● **What to do**: Translate this sentence from the CD-MVGNN setup instructions below into Spanish: "We also include the csv files of the data in the data folder."

● **Selected excerpt**:
Datasets used are from MoleculeNet [1]. We also include the csv files of the data in the data folder. [1] Wu, Zhenqin, Bharath Ramsundar, Evan N. Feinberg, Joseph Gomes, Caleb Geniesse, Aneesh S. Pappu, Karl Leswing, and Vijay Pande. "MoleculeNet: a benchmark for molecular machine learning." Chemical science 9, no. 2 (2018): 513-530.
### Generate rdkit features
python scripts/save_features.py --data_path bbbp.csv --features_generator rdkit_2d_normalized --save_path bbbp.npz --restart
### train CD-MVGNN model
CUDA_VISIBLE_DEVICES=0 python train.py --data_path ../data/bbbp.csv \
--features_path ../data/bbbp.npz --no_features_scaling \
--split_type scaffold_balanced --dataset_type classification --epochs 40 --metric auc \
--model_type dualmpnnplus --init_lr 1.5e-4 --max_lr 1e-3 --final_lr 1.5e-4 --batch_size 32 --depth 4 \
--hidden_size 4 --ffn_num_layers 4 --ffn_hidden_size 2 --dropout 0 --weight_decay 1e-7
The training settings for each dataset is also provided in the scripts folder, which can be run by
bash <dataset>.sh
The environment can be created by
conda env create -f environment.yaml

● **Supplied material**:
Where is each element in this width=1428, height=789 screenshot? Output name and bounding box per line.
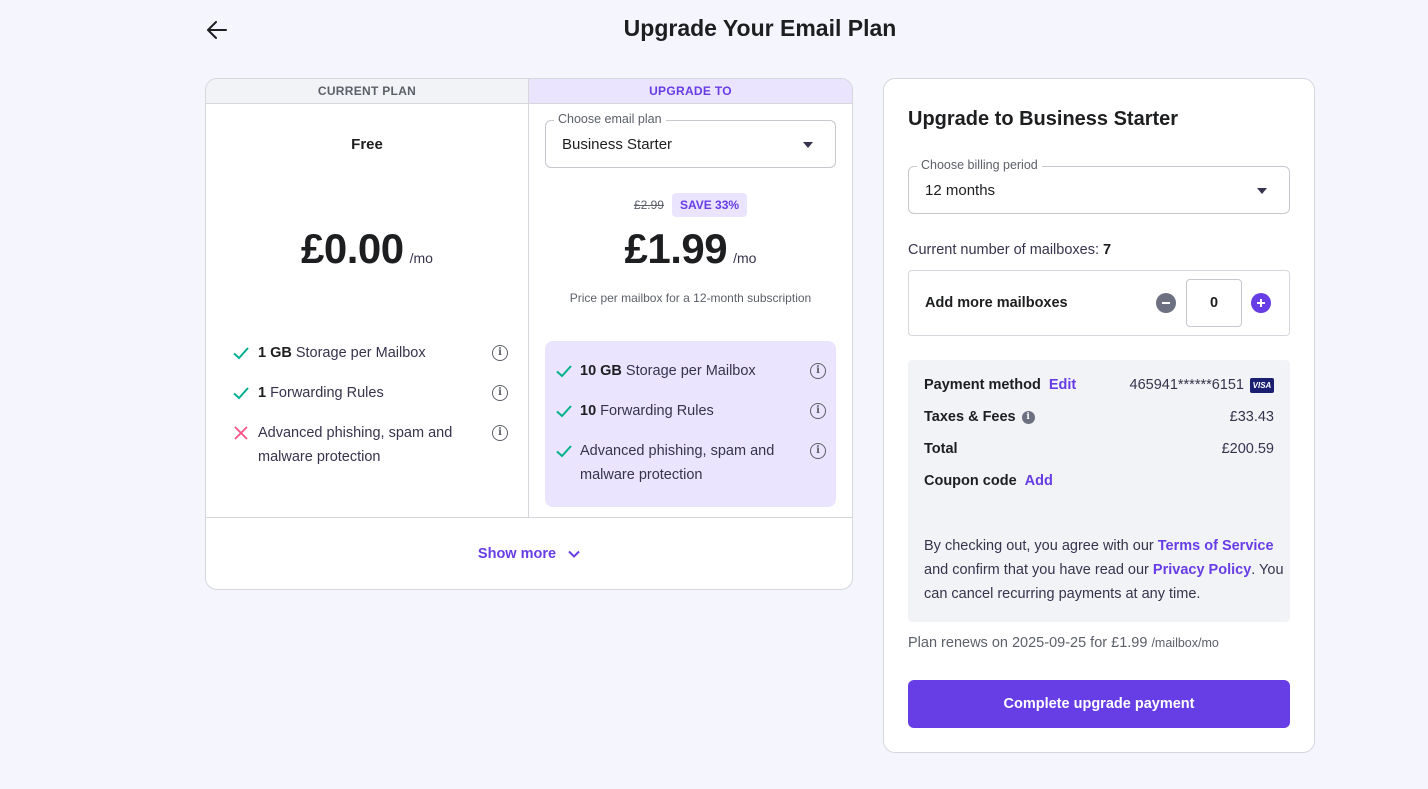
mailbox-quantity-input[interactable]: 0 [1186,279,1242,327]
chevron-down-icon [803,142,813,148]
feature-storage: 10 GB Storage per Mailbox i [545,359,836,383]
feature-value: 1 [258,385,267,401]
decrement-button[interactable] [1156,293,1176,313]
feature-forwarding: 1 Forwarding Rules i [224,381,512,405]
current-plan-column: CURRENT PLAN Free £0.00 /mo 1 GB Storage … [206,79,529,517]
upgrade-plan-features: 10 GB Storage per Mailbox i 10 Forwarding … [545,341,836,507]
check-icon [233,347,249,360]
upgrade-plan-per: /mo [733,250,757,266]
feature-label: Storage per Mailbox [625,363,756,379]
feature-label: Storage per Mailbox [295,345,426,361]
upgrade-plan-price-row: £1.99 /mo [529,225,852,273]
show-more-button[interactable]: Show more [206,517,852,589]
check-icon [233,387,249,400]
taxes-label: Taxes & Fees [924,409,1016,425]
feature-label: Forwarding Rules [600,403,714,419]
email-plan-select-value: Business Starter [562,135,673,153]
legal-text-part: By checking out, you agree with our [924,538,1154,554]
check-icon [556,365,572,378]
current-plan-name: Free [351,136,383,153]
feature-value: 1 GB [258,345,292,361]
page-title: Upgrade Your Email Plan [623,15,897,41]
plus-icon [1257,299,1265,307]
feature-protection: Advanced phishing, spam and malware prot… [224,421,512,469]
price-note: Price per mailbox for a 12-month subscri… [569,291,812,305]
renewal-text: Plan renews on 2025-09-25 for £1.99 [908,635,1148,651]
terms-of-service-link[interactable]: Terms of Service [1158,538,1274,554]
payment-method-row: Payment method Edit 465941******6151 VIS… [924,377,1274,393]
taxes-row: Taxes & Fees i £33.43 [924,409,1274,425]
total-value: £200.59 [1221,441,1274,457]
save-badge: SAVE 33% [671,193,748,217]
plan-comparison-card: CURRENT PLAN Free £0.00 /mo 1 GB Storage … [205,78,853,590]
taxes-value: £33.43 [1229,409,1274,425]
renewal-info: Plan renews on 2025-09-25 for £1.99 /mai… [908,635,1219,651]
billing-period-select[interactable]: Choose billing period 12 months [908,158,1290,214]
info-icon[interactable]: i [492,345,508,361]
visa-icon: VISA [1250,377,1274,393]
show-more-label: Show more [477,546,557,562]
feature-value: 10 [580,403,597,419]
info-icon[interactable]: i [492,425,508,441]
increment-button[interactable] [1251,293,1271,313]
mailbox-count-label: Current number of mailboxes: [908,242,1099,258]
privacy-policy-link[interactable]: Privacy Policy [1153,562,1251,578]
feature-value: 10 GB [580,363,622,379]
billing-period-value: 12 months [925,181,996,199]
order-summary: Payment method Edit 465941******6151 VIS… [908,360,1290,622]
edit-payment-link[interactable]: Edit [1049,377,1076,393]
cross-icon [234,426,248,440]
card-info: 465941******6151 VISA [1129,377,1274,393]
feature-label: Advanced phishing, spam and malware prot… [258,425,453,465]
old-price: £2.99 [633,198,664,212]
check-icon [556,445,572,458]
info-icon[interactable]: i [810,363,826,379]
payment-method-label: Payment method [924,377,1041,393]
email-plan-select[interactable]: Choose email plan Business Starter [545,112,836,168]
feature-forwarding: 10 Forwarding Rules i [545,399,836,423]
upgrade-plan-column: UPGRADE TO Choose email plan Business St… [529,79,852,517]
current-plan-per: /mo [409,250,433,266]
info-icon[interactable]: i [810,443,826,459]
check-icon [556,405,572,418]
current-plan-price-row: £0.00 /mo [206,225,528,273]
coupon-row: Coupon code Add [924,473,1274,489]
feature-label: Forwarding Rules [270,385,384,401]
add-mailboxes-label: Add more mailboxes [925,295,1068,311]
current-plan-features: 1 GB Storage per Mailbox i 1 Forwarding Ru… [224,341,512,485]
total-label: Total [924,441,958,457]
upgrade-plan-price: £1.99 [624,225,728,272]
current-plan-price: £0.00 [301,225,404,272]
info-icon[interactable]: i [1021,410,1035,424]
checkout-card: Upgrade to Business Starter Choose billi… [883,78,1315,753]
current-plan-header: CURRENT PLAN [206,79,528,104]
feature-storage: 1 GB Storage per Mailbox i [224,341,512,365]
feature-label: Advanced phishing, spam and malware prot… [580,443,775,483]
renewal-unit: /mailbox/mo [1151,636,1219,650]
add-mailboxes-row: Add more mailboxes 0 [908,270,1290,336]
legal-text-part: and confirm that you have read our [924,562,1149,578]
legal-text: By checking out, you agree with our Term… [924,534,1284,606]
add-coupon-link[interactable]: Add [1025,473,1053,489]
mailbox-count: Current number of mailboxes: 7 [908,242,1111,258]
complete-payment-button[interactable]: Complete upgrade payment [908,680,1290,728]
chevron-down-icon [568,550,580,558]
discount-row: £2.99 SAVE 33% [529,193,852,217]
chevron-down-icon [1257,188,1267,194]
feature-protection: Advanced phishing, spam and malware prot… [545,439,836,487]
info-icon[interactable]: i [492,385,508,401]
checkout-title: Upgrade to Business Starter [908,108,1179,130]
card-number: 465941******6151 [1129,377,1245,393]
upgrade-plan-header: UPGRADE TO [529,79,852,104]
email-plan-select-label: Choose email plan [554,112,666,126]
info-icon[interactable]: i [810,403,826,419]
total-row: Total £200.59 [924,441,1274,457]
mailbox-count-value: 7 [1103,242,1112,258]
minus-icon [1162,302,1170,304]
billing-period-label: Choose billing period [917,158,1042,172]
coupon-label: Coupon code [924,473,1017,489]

--

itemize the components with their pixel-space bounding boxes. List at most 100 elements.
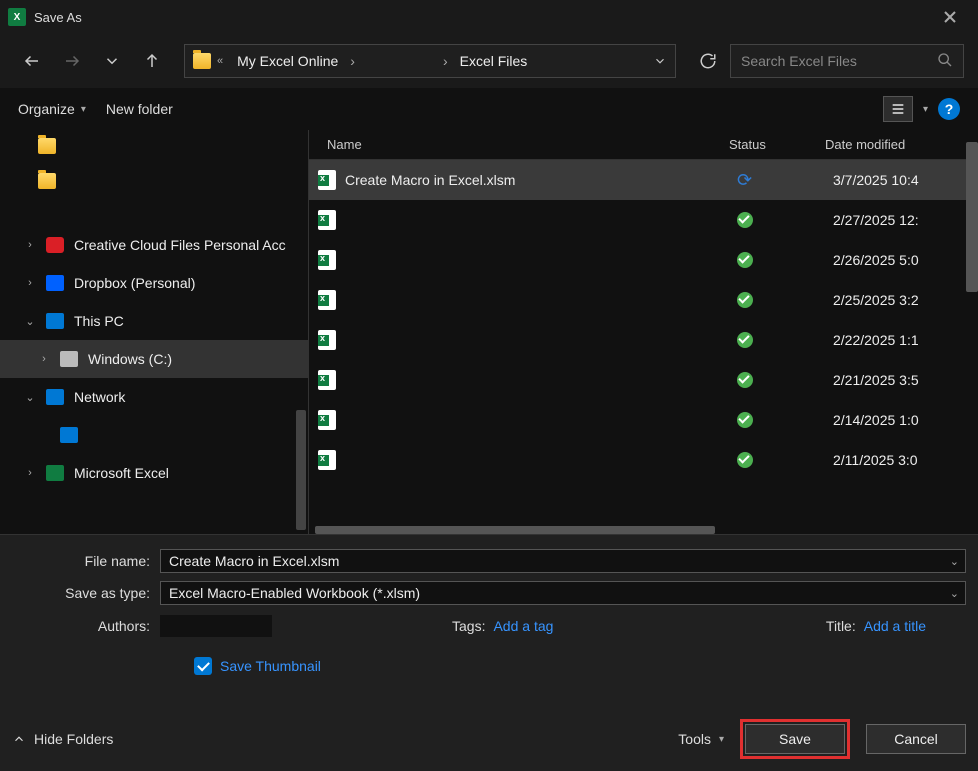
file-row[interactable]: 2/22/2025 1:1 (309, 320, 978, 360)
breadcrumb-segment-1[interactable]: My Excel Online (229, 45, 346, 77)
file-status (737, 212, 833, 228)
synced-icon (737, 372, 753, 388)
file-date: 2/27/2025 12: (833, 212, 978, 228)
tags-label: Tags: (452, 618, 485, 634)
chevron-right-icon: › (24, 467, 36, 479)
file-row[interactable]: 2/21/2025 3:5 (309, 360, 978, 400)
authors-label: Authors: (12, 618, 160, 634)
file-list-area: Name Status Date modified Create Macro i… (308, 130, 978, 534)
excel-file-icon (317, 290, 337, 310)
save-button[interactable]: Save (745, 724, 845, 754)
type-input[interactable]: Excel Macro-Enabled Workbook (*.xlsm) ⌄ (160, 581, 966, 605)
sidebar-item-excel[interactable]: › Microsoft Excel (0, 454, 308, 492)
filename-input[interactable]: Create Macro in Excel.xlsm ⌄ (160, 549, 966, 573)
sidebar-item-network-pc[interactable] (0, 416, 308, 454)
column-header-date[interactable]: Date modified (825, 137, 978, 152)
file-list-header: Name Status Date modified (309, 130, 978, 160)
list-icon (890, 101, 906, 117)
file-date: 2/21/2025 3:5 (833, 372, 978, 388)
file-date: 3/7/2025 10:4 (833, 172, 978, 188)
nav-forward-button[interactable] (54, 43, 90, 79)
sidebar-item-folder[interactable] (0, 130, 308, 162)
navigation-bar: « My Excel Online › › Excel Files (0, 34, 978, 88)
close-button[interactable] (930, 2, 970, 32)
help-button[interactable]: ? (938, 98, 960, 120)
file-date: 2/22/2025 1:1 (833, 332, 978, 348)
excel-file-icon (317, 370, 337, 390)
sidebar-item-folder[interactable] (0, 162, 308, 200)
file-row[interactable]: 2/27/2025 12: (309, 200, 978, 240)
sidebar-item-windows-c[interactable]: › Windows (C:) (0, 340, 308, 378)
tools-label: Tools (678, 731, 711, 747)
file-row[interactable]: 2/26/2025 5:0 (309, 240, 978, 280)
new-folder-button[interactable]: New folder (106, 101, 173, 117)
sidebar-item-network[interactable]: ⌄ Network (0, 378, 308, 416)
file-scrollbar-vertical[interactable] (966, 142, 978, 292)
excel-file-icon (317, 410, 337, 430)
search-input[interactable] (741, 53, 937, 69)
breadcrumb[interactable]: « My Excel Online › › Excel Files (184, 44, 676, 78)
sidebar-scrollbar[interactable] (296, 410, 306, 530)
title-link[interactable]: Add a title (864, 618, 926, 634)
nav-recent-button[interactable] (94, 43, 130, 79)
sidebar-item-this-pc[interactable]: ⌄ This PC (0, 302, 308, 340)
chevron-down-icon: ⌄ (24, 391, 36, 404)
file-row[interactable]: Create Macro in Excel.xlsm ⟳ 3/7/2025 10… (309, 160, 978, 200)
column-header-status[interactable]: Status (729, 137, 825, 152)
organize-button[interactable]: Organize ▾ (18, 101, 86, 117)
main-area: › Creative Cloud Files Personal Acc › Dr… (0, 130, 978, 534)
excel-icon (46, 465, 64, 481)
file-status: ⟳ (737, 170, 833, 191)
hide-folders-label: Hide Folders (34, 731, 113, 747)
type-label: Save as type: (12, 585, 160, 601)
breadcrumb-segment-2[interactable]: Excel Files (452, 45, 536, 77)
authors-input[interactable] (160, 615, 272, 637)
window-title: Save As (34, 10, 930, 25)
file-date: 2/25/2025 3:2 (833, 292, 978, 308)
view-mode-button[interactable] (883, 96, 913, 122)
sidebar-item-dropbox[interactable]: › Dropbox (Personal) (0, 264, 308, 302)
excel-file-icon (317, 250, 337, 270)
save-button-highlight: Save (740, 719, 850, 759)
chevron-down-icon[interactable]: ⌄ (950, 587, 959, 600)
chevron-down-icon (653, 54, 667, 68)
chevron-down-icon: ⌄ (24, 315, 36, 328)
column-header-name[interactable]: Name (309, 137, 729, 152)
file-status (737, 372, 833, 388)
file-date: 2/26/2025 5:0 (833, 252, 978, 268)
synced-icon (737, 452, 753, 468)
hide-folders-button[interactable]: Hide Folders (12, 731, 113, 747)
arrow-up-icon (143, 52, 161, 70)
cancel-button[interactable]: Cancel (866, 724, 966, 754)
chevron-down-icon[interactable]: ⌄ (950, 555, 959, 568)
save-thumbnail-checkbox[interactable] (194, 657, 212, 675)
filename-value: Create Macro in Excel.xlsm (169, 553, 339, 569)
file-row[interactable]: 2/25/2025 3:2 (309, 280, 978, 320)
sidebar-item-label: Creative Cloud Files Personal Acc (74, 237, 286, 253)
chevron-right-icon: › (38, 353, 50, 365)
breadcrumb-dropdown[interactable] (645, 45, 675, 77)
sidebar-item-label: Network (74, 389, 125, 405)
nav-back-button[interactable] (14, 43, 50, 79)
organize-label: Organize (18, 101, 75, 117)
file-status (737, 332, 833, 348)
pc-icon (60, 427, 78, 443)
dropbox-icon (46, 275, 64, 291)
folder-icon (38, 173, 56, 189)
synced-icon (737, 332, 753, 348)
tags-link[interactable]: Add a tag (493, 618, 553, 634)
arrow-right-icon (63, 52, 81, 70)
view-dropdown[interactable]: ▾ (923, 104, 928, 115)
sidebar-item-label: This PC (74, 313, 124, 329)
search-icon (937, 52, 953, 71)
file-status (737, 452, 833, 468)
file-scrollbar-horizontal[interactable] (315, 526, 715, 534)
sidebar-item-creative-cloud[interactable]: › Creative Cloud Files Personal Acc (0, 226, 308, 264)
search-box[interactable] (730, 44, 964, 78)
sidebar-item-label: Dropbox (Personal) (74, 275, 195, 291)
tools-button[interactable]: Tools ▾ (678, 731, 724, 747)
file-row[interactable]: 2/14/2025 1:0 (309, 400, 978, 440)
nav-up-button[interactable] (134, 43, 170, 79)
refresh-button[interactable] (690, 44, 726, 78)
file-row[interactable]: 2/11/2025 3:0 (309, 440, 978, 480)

● **Answer for this exercise**: También incluimos los archivos csv de los datos en la carpeta data.